* start *

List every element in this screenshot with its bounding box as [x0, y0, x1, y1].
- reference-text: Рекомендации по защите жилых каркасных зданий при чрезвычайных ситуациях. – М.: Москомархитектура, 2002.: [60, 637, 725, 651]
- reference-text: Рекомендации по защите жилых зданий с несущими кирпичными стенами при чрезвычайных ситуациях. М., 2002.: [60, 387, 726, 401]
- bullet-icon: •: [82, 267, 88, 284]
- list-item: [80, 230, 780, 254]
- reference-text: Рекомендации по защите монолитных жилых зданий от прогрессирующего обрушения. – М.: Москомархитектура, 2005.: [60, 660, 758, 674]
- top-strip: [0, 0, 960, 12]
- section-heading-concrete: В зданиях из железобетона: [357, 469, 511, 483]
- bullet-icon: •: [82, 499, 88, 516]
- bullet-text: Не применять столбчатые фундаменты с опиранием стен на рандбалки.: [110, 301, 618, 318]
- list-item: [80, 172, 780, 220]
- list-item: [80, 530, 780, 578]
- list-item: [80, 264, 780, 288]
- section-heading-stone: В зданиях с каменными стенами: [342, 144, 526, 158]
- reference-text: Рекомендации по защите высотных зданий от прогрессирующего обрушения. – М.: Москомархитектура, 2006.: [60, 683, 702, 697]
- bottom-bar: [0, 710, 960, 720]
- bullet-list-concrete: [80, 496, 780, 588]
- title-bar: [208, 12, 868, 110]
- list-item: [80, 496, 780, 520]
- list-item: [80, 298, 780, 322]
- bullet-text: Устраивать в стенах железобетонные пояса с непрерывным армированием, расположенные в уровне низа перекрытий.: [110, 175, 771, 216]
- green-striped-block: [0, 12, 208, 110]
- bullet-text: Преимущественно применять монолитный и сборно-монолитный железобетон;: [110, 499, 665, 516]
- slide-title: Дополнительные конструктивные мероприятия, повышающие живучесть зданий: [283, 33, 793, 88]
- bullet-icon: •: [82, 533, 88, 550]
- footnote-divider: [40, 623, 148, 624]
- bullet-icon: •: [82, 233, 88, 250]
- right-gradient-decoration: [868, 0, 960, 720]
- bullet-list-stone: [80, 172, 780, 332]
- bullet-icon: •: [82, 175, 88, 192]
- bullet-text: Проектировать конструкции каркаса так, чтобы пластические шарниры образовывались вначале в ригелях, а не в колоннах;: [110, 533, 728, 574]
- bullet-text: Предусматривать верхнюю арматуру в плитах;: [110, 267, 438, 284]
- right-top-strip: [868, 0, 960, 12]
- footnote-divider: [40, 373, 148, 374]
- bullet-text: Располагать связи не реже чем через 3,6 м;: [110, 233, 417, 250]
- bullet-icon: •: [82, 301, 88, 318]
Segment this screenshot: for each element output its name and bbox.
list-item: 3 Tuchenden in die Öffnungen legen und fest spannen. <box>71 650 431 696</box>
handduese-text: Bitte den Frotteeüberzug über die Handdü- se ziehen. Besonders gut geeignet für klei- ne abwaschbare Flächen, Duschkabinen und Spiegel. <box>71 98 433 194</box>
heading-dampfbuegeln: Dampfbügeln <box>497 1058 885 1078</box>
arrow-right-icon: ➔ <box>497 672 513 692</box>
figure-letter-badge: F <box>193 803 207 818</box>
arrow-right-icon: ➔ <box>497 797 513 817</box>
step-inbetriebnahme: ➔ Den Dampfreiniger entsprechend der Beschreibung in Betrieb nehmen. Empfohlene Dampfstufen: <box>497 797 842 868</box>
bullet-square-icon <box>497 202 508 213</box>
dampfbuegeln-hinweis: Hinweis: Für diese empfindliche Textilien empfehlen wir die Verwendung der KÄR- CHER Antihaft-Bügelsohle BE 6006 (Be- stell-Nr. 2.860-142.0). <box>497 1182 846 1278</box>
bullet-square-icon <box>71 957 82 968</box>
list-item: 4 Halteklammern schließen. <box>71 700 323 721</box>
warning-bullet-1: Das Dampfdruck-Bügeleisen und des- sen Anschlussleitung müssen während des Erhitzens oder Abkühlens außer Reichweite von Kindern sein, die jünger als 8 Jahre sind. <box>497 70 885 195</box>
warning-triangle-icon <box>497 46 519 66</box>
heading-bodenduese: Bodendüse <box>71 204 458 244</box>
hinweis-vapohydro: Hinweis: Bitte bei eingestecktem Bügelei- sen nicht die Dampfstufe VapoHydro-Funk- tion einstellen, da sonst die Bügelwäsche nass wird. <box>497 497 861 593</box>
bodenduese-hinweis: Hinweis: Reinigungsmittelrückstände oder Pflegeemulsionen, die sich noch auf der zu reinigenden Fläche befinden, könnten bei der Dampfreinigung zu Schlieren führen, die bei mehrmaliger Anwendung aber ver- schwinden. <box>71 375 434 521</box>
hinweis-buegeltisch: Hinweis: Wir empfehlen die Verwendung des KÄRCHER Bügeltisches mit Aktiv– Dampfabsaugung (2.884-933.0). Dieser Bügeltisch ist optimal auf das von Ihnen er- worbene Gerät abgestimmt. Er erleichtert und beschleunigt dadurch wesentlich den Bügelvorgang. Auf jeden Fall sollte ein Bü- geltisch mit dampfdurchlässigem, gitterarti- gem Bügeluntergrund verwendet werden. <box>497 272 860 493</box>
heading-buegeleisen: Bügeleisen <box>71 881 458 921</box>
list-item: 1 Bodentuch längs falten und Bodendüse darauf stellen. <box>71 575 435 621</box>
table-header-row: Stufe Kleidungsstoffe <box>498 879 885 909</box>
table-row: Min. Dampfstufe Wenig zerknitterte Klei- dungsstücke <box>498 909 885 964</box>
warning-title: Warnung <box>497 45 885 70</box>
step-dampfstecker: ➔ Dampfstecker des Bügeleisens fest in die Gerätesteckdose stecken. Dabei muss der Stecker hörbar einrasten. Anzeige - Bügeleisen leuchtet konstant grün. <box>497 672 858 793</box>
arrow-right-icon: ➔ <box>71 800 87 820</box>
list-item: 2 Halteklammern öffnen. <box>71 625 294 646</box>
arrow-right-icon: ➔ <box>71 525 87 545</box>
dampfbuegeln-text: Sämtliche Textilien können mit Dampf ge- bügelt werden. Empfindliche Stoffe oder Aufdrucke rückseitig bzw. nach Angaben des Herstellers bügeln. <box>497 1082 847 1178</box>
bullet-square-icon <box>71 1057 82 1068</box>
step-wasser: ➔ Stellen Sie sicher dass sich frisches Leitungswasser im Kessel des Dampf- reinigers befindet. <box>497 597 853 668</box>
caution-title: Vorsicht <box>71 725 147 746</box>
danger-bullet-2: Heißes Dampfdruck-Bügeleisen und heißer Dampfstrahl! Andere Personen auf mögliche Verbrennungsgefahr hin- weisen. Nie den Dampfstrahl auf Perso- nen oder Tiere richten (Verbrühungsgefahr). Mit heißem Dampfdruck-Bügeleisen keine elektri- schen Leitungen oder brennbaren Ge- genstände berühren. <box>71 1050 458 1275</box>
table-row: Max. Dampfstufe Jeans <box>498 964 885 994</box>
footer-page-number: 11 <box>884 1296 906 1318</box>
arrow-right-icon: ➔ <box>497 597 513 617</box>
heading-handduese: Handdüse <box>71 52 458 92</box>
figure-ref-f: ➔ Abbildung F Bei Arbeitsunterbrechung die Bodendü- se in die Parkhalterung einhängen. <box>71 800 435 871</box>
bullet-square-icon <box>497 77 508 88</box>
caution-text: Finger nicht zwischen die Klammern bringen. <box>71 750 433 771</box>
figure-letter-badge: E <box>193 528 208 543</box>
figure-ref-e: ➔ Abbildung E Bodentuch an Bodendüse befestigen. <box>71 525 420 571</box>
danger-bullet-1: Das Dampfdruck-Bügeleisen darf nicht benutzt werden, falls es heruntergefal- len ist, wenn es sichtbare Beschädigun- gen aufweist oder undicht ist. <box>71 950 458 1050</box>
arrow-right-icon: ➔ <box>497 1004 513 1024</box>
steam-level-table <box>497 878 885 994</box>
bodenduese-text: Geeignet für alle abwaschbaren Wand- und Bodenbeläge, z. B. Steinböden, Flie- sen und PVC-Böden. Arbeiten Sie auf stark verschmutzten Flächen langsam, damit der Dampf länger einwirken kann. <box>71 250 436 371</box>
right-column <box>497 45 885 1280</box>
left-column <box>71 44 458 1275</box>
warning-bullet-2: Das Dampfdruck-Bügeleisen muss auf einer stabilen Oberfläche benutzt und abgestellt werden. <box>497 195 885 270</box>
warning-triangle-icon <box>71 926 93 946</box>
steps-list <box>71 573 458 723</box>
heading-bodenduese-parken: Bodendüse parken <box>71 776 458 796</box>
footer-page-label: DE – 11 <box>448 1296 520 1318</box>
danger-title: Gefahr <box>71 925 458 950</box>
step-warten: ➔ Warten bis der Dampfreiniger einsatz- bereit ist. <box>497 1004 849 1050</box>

* end *

## [TASK]
Please swap "чрезвычайных ситуациях" for "аварийных ситуациях" in the lines running from the first one through the line containing "- reference-text: Рекомендации по защите жилых зданий", leaving all else unchanged, and give back only those lines.

## [SOLVED EXERCISE]
List every element in this screenshot with its bounding box as [x0, y0, x1, y1].
- reference-text: Рекомендации по защите жилых каркасных зданий при аварийных ситуациях. – М.: Москомархитектура, 2002.: [60, 637, 725, 651]
- reference-text: Рекомендации по защите жилых зданий с несущими кирпичными стенами при аварийных ситуациях. М., 2002.: [60, 387, 726, 401]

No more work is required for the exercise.